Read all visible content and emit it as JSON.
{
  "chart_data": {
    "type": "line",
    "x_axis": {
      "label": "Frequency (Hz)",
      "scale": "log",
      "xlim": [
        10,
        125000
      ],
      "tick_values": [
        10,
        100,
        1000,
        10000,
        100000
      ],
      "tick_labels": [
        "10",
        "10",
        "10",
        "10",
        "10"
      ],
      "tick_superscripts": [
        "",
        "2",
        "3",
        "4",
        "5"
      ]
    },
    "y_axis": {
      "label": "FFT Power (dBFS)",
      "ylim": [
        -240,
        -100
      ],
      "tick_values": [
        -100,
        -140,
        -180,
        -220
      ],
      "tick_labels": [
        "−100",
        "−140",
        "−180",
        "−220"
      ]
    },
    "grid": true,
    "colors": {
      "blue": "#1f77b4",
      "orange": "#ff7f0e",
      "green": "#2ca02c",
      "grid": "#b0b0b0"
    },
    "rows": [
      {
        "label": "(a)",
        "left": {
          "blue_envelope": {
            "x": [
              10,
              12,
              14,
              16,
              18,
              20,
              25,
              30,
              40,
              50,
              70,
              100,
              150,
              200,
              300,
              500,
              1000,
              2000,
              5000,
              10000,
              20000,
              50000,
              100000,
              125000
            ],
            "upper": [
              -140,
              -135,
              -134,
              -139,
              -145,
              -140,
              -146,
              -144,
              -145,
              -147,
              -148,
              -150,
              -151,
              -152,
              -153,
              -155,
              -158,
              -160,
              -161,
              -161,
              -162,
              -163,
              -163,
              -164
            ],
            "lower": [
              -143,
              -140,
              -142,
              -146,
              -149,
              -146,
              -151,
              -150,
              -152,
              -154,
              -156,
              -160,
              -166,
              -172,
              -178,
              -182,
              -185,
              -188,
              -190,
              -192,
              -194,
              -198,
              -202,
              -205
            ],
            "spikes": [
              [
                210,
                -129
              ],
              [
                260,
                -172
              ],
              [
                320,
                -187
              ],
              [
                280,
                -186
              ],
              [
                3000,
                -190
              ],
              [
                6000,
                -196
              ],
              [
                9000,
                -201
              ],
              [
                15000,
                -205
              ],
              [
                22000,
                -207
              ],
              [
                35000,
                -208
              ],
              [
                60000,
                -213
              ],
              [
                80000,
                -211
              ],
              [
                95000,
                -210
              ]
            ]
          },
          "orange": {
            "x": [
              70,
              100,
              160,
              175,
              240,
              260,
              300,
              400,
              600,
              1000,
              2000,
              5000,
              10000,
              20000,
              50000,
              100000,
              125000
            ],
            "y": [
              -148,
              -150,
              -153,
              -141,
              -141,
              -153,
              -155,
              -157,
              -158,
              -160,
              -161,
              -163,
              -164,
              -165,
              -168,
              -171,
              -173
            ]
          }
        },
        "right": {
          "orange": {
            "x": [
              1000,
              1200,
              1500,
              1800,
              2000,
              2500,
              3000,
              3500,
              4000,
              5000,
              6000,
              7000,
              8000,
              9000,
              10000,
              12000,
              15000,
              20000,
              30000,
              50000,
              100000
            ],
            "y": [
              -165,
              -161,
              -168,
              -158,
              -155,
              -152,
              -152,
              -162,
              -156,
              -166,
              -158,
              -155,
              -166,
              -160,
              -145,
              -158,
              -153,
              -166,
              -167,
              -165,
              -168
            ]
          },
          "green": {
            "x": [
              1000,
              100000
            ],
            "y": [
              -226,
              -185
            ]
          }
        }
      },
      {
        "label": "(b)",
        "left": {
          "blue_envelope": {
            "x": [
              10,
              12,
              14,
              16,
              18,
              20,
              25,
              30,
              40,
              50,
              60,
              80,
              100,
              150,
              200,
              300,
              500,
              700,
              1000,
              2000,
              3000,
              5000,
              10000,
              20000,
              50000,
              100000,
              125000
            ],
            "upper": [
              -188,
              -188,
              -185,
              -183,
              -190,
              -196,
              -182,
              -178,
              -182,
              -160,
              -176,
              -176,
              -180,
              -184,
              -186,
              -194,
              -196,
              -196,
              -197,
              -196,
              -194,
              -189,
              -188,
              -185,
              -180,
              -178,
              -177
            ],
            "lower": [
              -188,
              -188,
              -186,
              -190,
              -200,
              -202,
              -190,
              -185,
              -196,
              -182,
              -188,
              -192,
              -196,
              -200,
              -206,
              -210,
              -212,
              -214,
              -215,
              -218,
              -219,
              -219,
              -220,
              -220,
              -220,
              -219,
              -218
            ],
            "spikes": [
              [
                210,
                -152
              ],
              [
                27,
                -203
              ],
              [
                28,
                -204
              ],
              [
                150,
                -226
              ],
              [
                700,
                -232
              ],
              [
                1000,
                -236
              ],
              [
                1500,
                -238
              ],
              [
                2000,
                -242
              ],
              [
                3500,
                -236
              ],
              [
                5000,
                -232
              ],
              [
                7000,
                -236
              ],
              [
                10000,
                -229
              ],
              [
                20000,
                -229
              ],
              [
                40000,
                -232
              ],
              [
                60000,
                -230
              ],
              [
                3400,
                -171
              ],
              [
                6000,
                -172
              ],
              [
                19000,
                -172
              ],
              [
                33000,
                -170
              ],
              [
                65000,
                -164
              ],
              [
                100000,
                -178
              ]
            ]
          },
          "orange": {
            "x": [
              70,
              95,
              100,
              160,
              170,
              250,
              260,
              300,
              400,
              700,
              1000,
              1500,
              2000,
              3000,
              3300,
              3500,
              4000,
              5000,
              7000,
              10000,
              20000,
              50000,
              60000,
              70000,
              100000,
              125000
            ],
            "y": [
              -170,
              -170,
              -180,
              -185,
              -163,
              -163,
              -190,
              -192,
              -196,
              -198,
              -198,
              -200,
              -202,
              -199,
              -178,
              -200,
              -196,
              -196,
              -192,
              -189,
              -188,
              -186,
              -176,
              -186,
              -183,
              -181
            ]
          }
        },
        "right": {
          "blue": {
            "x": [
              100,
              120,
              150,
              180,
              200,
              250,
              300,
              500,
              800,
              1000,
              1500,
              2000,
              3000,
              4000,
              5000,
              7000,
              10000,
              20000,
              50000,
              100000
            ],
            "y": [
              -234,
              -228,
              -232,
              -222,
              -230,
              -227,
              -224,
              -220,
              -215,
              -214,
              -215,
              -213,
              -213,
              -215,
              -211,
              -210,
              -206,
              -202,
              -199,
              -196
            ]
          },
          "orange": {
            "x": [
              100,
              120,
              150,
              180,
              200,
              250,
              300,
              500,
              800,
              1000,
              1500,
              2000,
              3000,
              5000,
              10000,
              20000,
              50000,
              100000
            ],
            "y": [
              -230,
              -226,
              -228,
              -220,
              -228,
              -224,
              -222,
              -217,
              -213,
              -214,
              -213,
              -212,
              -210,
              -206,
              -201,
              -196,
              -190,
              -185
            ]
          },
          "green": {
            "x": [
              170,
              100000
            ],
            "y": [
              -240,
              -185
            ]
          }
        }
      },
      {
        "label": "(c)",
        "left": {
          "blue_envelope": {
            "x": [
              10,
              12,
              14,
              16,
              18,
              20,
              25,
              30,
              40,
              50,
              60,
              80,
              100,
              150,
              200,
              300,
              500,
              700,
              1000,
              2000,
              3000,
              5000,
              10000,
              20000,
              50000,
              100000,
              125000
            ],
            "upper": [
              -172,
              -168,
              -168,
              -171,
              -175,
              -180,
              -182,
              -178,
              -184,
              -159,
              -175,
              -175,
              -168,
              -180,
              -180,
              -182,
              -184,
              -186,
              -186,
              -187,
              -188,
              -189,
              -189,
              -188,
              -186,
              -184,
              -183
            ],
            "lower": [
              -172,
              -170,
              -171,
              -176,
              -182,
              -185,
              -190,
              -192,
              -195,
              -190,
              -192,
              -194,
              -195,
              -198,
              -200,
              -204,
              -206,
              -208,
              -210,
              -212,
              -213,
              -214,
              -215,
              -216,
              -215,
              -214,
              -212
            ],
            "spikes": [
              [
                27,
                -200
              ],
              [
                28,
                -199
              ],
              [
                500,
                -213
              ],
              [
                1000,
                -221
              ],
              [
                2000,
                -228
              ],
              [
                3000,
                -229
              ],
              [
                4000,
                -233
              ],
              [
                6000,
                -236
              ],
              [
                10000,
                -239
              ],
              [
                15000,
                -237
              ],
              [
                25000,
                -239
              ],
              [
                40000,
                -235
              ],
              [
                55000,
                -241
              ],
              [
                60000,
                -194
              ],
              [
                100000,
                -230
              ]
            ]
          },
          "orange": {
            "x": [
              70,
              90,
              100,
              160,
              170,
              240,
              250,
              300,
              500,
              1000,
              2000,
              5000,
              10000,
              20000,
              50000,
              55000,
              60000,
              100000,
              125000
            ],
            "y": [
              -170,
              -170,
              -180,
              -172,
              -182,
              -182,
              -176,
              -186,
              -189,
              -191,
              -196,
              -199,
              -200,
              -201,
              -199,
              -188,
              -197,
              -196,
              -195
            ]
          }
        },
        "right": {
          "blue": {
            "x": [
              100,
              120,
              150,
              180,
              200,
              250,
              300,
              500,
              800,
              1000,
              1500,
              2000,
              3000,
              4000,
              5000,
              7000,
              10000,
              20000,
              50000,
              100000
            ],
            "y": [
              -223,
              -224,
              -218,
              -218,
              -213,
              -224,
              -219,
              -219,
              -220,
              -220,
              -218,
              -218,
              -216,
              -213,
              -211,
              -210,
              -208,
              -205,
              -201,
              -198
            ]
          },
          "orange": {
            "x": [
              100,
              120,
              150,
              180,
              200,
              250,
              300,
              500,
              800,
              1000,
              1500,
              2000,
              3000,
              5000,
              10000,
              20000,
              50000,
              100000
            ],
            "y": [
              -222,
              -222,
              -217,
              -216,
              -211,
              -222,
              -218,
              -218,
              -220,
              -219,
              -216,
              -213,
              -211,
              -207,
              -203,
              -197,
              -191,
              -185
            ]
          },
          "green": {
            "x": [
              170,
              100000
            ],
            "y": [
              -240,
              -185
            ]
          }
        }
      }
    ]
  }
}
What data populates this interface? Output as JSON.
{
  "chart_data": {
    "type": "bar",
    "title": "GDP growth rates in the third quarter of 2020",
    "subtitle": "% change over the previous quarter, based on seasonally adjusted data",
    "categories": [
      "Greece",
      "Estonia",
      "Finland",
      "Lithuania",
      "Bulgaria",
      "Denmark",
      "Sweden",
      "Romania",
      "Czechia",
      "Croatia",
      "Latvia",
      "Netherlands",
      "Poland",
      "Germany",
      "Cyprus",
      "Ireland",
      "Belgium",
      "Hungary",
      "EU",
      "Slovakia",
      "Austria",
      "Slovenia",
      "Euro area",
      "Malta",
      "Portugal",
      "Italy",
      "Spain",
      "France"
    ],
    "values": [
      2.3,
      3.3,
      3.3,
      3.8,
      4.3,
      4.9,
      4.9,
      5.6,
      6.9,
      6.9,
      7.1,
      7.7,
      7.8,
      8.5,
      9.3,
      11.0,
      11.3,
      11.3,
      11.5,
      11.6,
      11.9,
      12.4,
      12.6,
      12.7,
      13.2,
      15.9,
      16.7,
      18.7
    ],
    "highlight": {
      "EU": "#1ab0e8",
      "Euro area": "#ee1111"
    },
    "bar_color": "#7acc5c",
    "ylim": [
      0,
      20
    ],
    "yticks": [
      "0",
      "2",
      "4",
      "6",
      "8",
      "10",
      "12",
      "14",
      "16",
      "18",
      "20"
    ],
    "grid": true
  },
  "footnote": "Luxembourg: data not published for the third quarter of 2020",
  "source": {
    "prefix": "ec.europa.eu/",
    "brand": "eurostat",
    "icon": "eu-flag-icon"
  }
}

**TASK REQUIREMENTS**
Check each line of the records for the string "JSON" and state how many lines contain it. Give only the number.

**TASK ANSWER**
2